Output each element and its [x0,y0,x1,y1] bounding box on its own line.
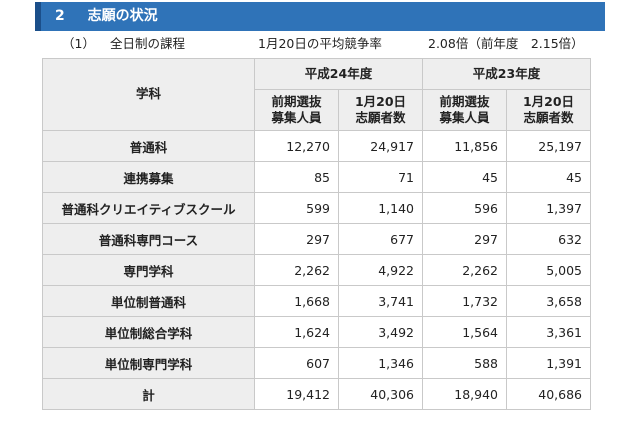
ratio-label: 1月20日の平均競争率 [258,36,382,51]
table-cell: 1,624 [254,316,339,348]
header-row-columns: 前期選抜 募集人員 1月20日 志願者数 前期選抜 募集人員 1月20日 志願者数 [43,89,591,131]
header-column: 1月20日 志願者数 [338,89,423,131]
table-cell: 607 [254,347,339,379]
table-cell: 3,658 [506,285,591,317]
table-cell: 24,917 [338,130,423,162]
header-year: 平成24年度 [254,58,423,90]
course-label: 全日制の課程 [110,36,186,51]
table-cell: 3,361 [506,316,591,348]
table-cell: 1,732 [422,285,507,317]
table-cell: 1,668 [254,285,339,317]
subsection-index: （1） [62,36,95,51]
table-cell: 25,197 [506,130,591,162]
table-cell: 297 [422,223,507,255]
table-cell: 3,492 [338,316,423,348]
row-label: 単位制普通科 [42,285,255,317]
competition-summary: （1） 全日制の課程 1月20日の平均競争率 2.08倍（前年度 2.15倍） [62,34,622,54]
section-number: 2 [55,8,65,24]
section-heading: 2 志願の状況 [35,2,605,31]
table-cell: 1,140 [338,192,423,224]
table-cell: 588 [422,347,507,379]
table-cell: 40,306 [338,378,423,410]
header-column: 前期選抜 募集人員 [422,89,507,131]
header-year: 平成23年度 [422,58,591,90]
table-cell: 677 [338,223,423,255]
table-cell: 632 [506,223,591,255]
table-row: 単位制普通科 1,668 3,741 1,732 3,658 [42,285,591,317]
table-row: 普通科 12,270 24,917 11,856 25,197 [42,130,591,162]
table-cell: 1,346 [338,347,423,379]
table-cell: 599 [254,192,339,224]
table-cell: 71 [338,161,423,193]
table-cell: 45 [422,161,507,193]
table-row: 連携募集 85 71 45 45 [42,161,591,193]
row-label: 単位制専門学科 [42,347,255,379]
table-cell: 5,005 [506,254,591,286]
table-cell: 18,940 [422,378,507,410]
ratio-value: 2.08倍（前年度 2.15倍） [428,36,584,51]
table-cell: 1,397 [506,192,591,224]
table-row: 専門学科 2,262 4,922 2,262 5,005 [42,254,591,286]
table-cell: 2,262 [254,254,339,286]
table-cell: 4,922 [338,254,423,286]
table-row: 計 19,412 40,306 18,940 40,686 [42,378,591,410]
header-column: 1月20日 志願者数 [506,89,591,131]
table-body: 普通科 12,270 24,917 11,856 25,197 連携募集 85 71 45 45 普… [42,130,591,410]
table-cell: 297 [254,223,339,255]
table-cell: 2,262 [422,254,507,286]
row-label: 計 [42,378,255,410]
table-cell: 1,564 [422,316,507,348]
row-label: 普通科 [42,130,255,162]
section-title: 志願の状況 [87,8,158,24]
table-cell: 19,412 [254,378,339,410]
table-row: 単位制専門学科 607 1,346 588 1,391 [42,347,591,379]
table-cell: 1,391 [506,347,591,379]
table-row: 普通科クリエイティブスクール 599 1,140 596 1,397 [42,192,591,224]
table-cell: 45 [506,161,591,193]
row-label: 単位制総合学科 [42,316,255,348]
header-row-years: 学科 平成24年度 平成23年度 [42,58,591,131]
row-label: 専門学科 [42,254,255,286]
table-cell: 12,270 [254,130,339,162]
table-cell: 11,856 [422,130,507,162]
table-cell: 596 [422,192,507,224]
table-cell: 85 [254,161,339,193]
table-row: 普通科専門コース 297 677 297 632 [42,223,591,255]
table-cell: 40,686 [506,378,591,410]
row-label: 連携募集 [42,161,255,193]
row-label: 普通科クリエイティブスクール [42,192,255,224]
row-label: 普通科専門コース [42,223,255,255]
header-subject: 学科 [42,58,255,131]
table-cell: 3,741 [338,285,423,317]
applications-table: 学科 平成24年度 平成23年度 前期選抜 募集人員 1月20日 志願者数 前期選抜… [42,58,591,410]
table-row: 単位制総合学科 1,624 3,492 1,564 3,361 [42,316,591,348]
header-column: 前期選抜 募集人員 [254,89,339,131]
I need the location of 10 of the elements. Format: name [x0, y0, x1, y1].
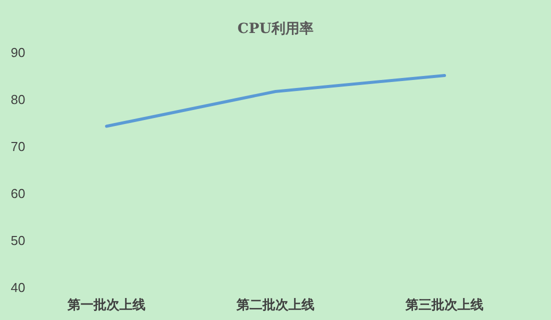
- chart-title: CPU利用率: [238, 20, 314, 37]
- x-tick-label: 第三批次上线: [404, 297, 484, 312]
- y-tick-label: 90: [10, 45, 26, 60]
- x-tick-label: 第二批次上线: [236, 297, 314, 312]
- y-tick-label: 70: [10, 139, 26, 154]
- x-tick-label: 第一批次上线: [66, 297, 146, 312]
- y-tick-label: 80: [10, 92, 26, 107]
- y-tick-label: 40: [10, 280, 26, 295]
- y-tick-label: 50: [10, 233, 26, 248]
- y-tick-label: 60: [10, 186, 26, 201]
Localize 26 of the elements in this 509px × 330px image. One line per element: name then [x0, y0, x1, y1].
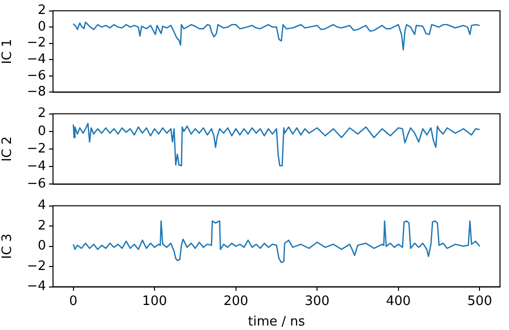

------------------------------------------------

EXERCISE DETAILS:
Can you reproduce all of the data above with "bounding box" replaced by "enclosing rectangle", changing nothing else and omitting the pictures?

EXERCISE OUTPUT:
Output each element and its [x0,y0,x1,y1] enclosing rectangle on its own line.
ratio-label: 1月20日の平均競争率 [258,36,382,51]
table-cell: 1,624 [254,316,339,348]
header-row-columns: 前期選抜 募集人員 1月20日 志願者数 前期選抜 募集人員 1月20日 志願者数 [43,89,591,131]
header-column: 1月20日 志願者数 [338,89,423,131]
table-cell: 607 [254,347,339,379]
table-cell: 3,658 [506,285,591,317]
table-cell: 24,917 [338,130,423,162]
header-year: 平成24年度 [254,58,423,90]
course-label: 全日制の課程 [110,36,186,51]
table-cell: 3,361 [506,316,591,348]
table-cell: 1,732 [422,285,507,317]
table-cell: 1,668 [254,285,339,317]
subsection-index: （1） [62,36,95,51]
table-cell: 25,197 [506,130,591,162]
table-cell: 297 [422,223,507,255]
table-cell: 3,492 [338,316,423,348]
row-label: 単位制普通科 [42,285,255,317]
competition-summary: （1） 全日制の課程 1月20日の平均競争率 2.08倍（前年度 2.15倍） [62,34,622,54]
section-number: 2 [55,8,65,24]
section-heading: 2 志願の状況 [35,2,605,31]
table-cell: 1,140 [338,192,423,224]
table-cell: 588 [422,347,507,379]
table-cell: 40,306 [338,378,423,410]
header-column: 前期選抜 募集人員 [422,89,507,131]
header-year: 平成23年度 [422,58,591,90]
table-cell: 677 [338,223,423,255]
table-cell: 632 [506,223,591,255]
table-row: 単位制普通科 1,668 3,741 1,732 3,658 [42,285,591,317]
table-row: 普通科 12,270 24,917 11,856 25,197 [42,130,591,162]
table-cell: 1,346 [338,347,423,379]
table-cell: 599 [254,192,339,224]
table-cell: 71 [338,161,423,193]
table-cell: 45 [422,161,507,193]
table-row: 連携募集 85 71 45 45 [42,161,591,193]
row-label: 単位制専門学科 [42,347,255,379]
table-cell: 5,005 [506,254,591,286]
table-cell: 18,940 [422,378,507,410]
ratio-value: 2.08倍（前年度 2.15倍） [428,36,584,51]
table-cell: 1,397 [506,192,591,224]
table-row: 専門学科 2,262 4,922 2,262 5,005 [42,254,591,286]
table-cell: 2,262 [254,254,339,286]
table-cell: 4,922 [338,254,423,286]
table-row: 計 19,412 40,306 18,940 40,686 [42,378,591,410]
header-column: 1月20日 志願者数 [506,89,591,131]
table-body: 普通科 12,270 24,917 11,856 25,197 連携募集 85 71 45 45 普… [42,130,591,410]
table-cell: 297 [254,223,339,255]
table-cell: 2,262 [422,254,507,286]
row-label: 計 [42,378,255,410]
table-cell: 1,564 [422,316,507,348]
row-label: 普通科 [42,130,255,162]
section-title: 志願の状況 [87,8,158,24]
table-cell: 19,412 [254,378,339,410]
table-row: 単位制専門学科 607 1,346 588 1,391 [42,347,591,379]
table-cell: 1,391 [506,347,591,379]
table-row: 普通科クリエイティブスクール 599 1,140 596 1,397 [42,192,591,224]
table-cell: 45 [506,161,591,193]
row-label: 単位制総合学科 [42,316,255,348]
header-row-years: 学科 平成24年度 平成23年度 [42,58,591,131]
row-label: 専門学科 [42,254,255,286]
table-cell: 12,270 [254,130,339,162]
table-cell: 11,856 [422,130,507,162]
table-cell: 596 [422,192,507,224]
table-cell: 85 [254,161,339,193]
table-row: 普通科専門コース 297 677 297 632 [42,223,591,255]
table-cell: 40,686 [506,378,591,410]
row-label: 連携募集 [42,161,255,193]
row-label: 普通科クリエイティブスクール [42,192,255,224]
row-label: 普通科専門コース [42,223,255,255]
header-subject: 学科 [42,58,255,131]
table-cell: 3,741 [338,285,423,317]
applications-table: 学科 平成24年度 平成23年度 前期選抜 募集人員 1月20日 志願者数 前期選抜… [42,58,591,410]
table-row: 単位制総合学科 1,624 3,492 1,564 3,361 [42,316,591,348]
header-column: 前期選抜 募集人員 [254,89,339,131]
I need the location of 10 of the elements. Format: name [x0, y0, x1, y1].
- chart-title: CPU利用率: [238, 20, 314, 37]
- x-tick-label: 第三批次上线: [404, 297, 484, 312]
- y-tick-label: 90: [10, 45, 26, 60]
- x-tick-label: 第二批次上线: [236, 297, 314, 312]
- y-tick-label: 70: [10, 139, 26, 154]
- x-tick-label: 第一批次上线: [66, 297, 146, 312]
- y-tick-label: 80: [10, 92, 26, 107]
- y-tick-label: 40: [10, 280, 26, 295]
- y-tick-label: 50: [10, 233, 26, 248]
- y-tick-label: 60: [10, 186, 26, 201]
Localize 26 of the elements in this 509px × 330px image. One line per element: name then [x0, y0, x1, y1].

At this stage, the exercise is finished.